**Your goal**.
What is needed here is an exact copy of every entry.

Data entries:
····················

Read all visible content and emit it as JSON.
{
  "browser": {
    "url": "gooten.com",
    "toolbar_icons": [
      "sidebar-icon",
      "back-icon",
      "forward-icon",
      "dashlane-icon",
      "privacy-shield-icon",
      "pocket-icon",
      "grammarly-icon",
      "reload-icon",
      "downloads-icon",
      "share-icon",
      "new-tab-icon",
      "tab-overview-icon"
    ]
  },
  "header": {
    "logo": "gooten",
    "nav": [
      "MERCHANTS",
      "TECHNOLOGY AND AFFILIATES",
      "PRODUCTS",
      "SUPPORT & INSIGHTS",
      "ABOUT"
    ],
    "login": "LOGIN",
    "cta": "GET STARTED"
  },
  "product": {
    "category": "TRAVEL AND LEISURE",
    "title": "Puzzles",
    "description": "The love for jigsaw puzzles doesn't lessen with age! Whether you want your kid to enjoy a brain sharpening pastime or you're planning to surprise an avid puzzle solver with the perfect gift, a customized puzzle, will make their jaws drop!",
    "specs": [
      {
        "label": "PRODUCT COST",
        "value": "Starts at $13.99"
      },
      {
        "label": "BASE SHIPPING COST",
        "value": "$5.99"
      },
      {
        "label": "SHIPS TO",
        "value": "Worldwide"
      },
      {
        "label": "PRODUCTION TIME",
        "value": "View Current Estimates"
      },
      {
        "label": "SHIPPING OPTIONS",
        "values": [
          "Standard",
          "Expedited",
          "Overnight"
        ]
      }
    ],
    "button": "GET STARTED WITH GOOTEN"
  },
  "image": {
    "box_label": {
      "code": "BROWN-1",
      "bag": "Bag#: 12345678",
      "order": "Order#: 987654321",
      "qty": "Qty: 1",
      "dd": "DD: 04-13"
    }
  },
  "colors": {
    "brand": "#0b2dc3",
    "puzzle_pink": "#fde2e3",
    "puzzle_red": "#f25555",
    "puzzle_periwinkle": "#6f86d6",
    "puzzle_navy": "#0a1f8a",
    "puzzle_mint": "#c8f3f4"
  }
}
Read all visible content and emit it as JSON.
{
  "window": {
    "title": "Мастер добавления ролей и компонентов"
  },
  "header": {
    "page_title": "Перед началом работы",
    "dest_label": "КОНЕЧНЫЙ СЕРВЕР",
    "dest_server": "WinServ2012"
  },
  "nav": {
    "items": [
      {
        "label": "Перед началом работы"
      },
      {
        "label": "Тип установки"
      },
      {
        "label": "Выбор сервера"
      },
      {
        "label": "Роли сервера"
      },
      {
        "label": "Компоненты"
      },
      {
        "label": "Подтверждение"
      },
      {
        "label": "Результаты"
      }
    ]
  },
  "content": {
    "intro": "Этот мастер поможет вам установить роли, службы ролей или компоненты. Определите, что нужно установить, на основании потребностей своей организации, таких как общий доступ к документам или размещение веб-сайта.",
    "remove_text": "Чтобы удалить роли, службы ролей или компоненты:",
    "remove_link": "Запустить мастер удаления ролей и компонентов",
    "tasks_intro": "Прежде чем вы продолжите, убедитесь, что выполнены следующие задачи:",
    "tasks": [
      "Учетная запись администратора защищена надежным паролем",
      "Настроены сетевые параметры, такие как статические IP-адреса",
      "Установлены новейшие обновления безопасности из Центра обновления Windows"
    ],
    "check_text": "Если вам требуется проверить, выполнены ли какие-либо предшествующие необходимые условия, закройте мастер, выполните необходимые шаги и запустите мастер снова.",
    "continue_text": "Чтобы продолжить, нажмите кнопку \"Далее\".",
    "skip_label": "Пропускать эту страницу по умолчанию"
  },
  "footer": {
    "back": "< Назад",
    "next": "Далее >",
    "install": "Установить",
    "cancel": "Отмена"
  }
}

····················

**Solution to the problem**.
Read all visible content and emit it as JSON.
{
  "browser": {
    "url": "gooten.com",
    "toolbar_icons": [
      "sidebar-icon",
      "back-icon",
      "forward-icon",
      "dashlane-icon",
      "privacy-shield-icon",
      "pocket-icon",
      "grammarly-icon",
      "reload-icon",
      "downloads-icon",
      "share-icon",
      "new-tab-icon",
      "tab-overview-icon"
    ]
  },
  "header": {
    "logo": "gooten",
    "nav": [
      "MERCHANTS",
      "TECHNOLOGY AND AFFILIATES",
      "PRODUCTS",
      "SUPPORT & INSIGHTS",
      "ABOUT"
    ],
    "login": "LOGIN",
    "cta": "GET STARTED"
  },
  "product": {
    "category": "TRAVEL AND LEISURE",
    "title": "Puzzles",
    "description": "The love for jigsaw puzzles doesn't lessen with age! Whether you want your kid to enjoy a brain sharpening pastime or you're planning to surprise an avid puzzle solver with the perfect gift, a customized puzzle, will make their jaws drop!",
    "specs": [
      {
        "label": "PRODUCT COST",
        "value": "Starts at $13.99"
      },
      {
        "label": "BASE SHIPPING COST",
        "value": "$5.99"
      },
      {
        "label": "SHIPS TO",
        "value": "Worldwide"
      },
      {
        "label": "PRODUCTION TIME",
        "value": "View Current Estimates"
      },
      {
        "label": "SHIPPING OPTIONS",
        "values": [
          "Standard",
          "Expedited",
          "Overnight"
        ]
      }
    ],
    "button": "GET STARTED WITH GOOTEN"
  },
  "image": {
    "box_label": {
      "code": "BROWN-1",
      "bag": "Bag#: 12345678",
      "order": "Order#: 987654321",
      "qty": "Qty: 1",
      "dd": "DD: 04-13"
    }
  },
  "colors": {
    "brand": "#0b2dc3",
    "puzzle_pink": "#fde2e3",
    "puzzle_red": "#f25555",
    "puzzle_periwinkle": "#6f86d6",
    "puzzle_navy": "#0a1f8a",
    "puzzle_mint": "#c8f3f4"
  }
}
Read all visible content and emit it as JSON.
{
  "window": {
    "title": "Мастер добавления ролей и компонентов"
  },
  "header": {
    "page_title": "Перед началом работы",
    "dest_label": "КОНЕЧНЫЙ СЕРВЕР",
    "dest_server": "WinServ2012"
  },
  "nav": {
    "items": [
      {
        "label": "Перед началом работы"
      },
      {
        "label": "Тип установки"
      },
      {
        "label": "Выбор сервера"
      },
      {
        "label": "Роли сервера"
      },
      {
        "label": "Компоненты"
      },
      {
        "label": "Подтверждение"
      },
      {
        "label": "Результаты"
      }
    ]
  },
  "content": {
    "intro": "Этот мастер поможет вам установить роли, службы ролей или компоненты. Определите, что нужно установить, на основании потребностей своей организации, таких как общий доступ к документам или размещение веб-сайта.",
    "remove_text": "Чтобы удалить роли, службы ролей или компоненты:",
    "remove_link": "Запустить мастер удаления ролей и компонентов",
    "tasks_intro": "Прежде чем вы продолжите, убедитесь, что выполнены следующие задачи:",
    "tasks": [
      "Учетная запись администратора защищена надежным паролем",
      "Настроены сетевые параметры, такие как статические IP-адреса",
      "Установлены новейшие обновления безопасности из Центра обновления Windows"
    ],
    "check_text": "Если вам требуется проверить, выполнены ли какие-либо предшествующие необходимые условия, закройте мастер, выполните необходимые шаги и запустите мастер снова.",
    "continue_text": "Чтобы продолжить, нажмите кнопку \"Далее\".",
    "skip_label": "Пропускать эту страницу по умолчанию"
  },
  "footer": {
    "back": "< Назад",
    "next": "Далее >",
    "install": "Установить",
    "cancel": "Отмена"
  }
}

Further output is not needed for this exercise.